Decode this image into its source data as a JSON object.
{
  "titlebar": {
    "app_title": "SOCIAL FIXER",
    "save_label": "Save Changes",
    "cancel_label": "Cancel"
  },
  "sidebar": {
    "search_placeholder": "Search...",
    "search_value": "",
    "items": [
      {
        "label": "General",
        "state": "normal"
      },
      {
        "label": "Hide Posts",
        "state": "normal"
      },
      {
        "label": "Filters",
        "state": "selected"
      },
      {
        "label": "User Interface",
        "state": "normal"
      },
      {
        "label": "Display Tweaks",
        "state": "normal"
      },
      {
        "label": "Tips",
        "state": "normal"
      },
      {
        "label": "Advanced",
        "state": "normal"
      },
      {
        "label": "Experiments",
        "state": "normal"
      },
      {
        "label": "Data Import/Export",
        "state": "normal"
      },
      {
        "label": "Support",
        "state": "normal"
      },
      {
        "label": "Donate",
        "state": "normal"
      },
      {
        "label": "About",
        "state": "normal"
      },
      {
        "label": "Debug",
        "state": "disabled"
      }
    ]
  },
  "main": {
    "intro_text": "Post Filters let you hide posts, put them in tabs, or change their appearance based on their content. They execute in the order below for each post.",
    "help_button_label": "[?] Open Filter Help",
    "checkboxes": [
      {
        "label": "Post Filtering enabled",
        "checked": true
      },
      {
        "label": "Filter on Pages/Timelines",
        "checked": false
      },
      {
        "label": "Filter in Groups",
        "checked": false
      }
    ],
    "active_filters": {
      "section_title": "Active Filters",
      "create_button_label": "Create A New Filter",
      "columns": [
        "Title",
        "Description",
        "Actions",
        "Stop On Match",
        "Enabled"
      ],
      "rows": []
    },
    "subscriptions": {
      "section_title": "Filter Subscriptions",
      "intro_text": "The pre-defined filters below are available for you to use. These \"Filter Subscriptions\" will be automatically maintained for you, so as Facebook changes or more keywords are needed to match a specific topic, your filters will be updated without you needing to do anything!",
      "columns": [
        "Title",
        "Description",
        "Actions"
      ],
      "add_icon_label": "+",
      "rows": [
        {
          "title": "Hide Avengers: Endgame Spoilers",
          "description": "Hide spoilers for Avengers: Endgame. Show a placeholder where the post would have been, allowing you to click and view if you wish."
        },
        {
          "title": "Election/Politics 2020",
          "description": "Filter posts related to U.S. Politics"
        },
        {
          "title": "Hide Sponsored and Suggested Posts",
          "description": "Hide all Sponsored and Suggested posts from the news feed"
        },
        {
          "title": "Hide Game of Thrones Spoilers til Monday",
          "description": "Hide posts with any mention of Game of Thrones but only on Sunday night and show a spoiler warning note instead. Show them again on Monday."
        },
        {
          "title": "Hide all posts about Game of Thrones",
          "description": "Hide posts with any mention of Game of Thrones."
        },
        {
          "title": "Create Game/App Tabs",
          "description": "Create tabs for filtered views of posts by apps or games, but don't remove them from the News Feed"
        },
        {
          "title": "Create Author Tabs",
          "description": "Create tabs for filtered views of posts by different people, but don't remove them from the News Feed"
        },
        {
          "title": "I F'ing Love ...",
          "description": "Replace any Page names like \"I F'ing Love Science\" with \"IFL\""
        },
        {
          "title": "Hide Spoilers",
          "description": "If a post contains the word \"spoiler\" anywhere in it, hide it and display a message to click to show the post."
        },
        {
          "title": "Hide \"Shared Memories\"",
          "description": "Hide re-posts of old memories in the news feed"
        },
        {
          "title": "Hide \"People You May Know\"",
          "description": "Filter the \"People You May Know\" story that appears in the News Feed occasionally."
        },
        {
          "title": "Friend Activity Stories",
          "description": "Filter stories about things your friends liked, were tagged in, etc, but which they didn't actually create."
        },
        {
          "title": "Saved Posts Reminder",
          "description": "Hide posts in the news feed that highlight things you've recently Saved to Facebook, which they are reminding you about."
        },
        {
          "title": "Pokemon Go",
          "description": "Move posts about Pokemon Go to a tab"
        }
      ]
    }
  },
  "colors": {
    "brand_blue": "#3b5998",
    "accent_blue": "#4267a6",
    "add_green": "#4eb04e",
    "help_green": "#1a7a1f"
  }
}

Directions:
Go through the records and print each one exactly.

Result of the exercise:
Decode this image into its source data as a JSON object.
{
  "titlebar": {
    "app_title": "SOCIAL FIXER",
    "save_label": "Save Changes",
    "cancel_label": "Cancel"
  },
  "sidebar": {
    "search_placeholder": "Search...",
    "search_value": "",
    "items": [
      {
        "label": "General",
        "state": "normal"
      },
      {
        "label": "Hide Posts",
        "state": "normal"
      },
      {
        "label": "Filters",
        "state": "selected"
      },
      {
        "label": "User Interface",
        "state": "normal"
      },
      {
        "label": "Display Tweaks",
        "state": "normal"
      },
      {
        "label": "Tips",
        "state": "normal"
      },
      {
        "label": "Advanced",
        "state": "normal"
      },
      {
        "label": "Experiments",
        "state": "normal"
      },
      {
        "label": "Data Import/Export",
        "state": "normal"
      },
      {
        "label": "Support",
        "state": "normal"
      },
      {
        "label": "Donate",
        "state": "normal"
      },
      {
        "label": "About",
        "state": "normal"
      },
      {
        "label": "Debug",
        "state": "disabled"
      }
    ]
  },
  "main": {
    "intro_text": "Post Filters let you hide posts, put them in tabs, or change their appearance based on their content. They execute in the order below for each post.",
    "help_button_label": "[?] Open Filter Help",
    "checkboxes": [
      {
        "label": "Post Filtering enabled",
        "checked": true
      },
      {
        "label": "Filter on Pages/Timelines",
        "checked": false
      },
      {
        "label": "Filter in Groups",
        "checked": false
      }
    ],
    "active_filters": {
      "section_title": "Active Filters",
      "create_button_label": "Create A New Filter",
      "columns": [
        "Title",
        "Description",
        "Actions",
        "Stop On Match",
        "Enabled"
      ],
      "rows": []
    },
    "subscriptions": {
      "section_title": "Filter Subscriptions",
      "intro_text": "The pre-defined filters below are available for you to use. These \"Filter Subscriptions\" will be automatically maintained for you, so as Facebook changes or more keywords are needed to match a specific topic, your filters will be updated without you needing to do anything!",
      "columns": [
        "Title",
        "Description",
        "Actions"
      ],
      "add_icon_label": "+",
      "rows": [
        {
          "title": "Hide Avengers: Endgame Spoilers",
          "description": "Hide spoilers for Avengers: Endgame. Show a placeholder where the post would have been, allowing you to click and view if you wish."
        },
        {
          "title": "Election/Politics 2020",
          "description": "Filter posts related to U.S. Politics"
        },
        {
          "title": "Hide Sponsored and Suggested Posts",
          "description": "Hide all Sponsored and Suggested posts from the news feed"
        },
        {
          "title": "Hide Game of Thrones Spoilers til Monday",
          "description": "Hide posts with any mention of Game of Thrones but only on Sunday night and show a spoiler warning note instead. Show them again on Monday."
        },
        {
          "title": "Hide all posts about Game of Thrones",
          "description": "Hide posts with any mention of Game of Thrones."
        },
        {
          "title": "Create Game/App Tabs",
          "description": "Create tabs for filtered views of posts by apps or games, but don't remove them from the News Feed"
        },
        {
          "title": "Create Author Tabs",
          "description": "Create tabs for filtered views of posts by different people, but don't remove them from the News Feed"
        },
        {
          "title": "I F'ing Love ...",
          "description": "Replace any Page names like \"I F'ing Love Science\" with \"IFL\""
        },
        {
          "title": "Hide Spoilers",
          "description": "If a post contains the word \"spoiler\" anywhere in it, hide it and display a message to click to show the post."
        },
        {
          "title": "Hide \"Shared Memories\"",
          "description": "Hide re-posts of old memories in the news feed"
        },
        {
          "title": "Hide \"People You May Know\"",
          "description": "Filter the \"People You May Know\" story that appears in the News Feed occasionally."
        },
        {
          "title": "Friend Activity Stories",
          "description": "Filter stories about things your friends liked, were tagged in, etc, but which they didn't actually create."
        },
        {
          "title": "Saved Posts Reminder",
          "description": "Hide posts in the news feed that highlight things you've recently Saved to Facebook, which they are reminding you about."
        },
        {
          "title": "Pokemon Go",
          "description": "Move posts about Pokemon Go to a tab"
        }
      ]
    }
  },
  "colors": {
    "brand_blue": "#3b5998",
    "accent_blue": "#4267a6",
    "add_green": "#4eb04e",
    "help_green": "#1a7a1f"
  }
}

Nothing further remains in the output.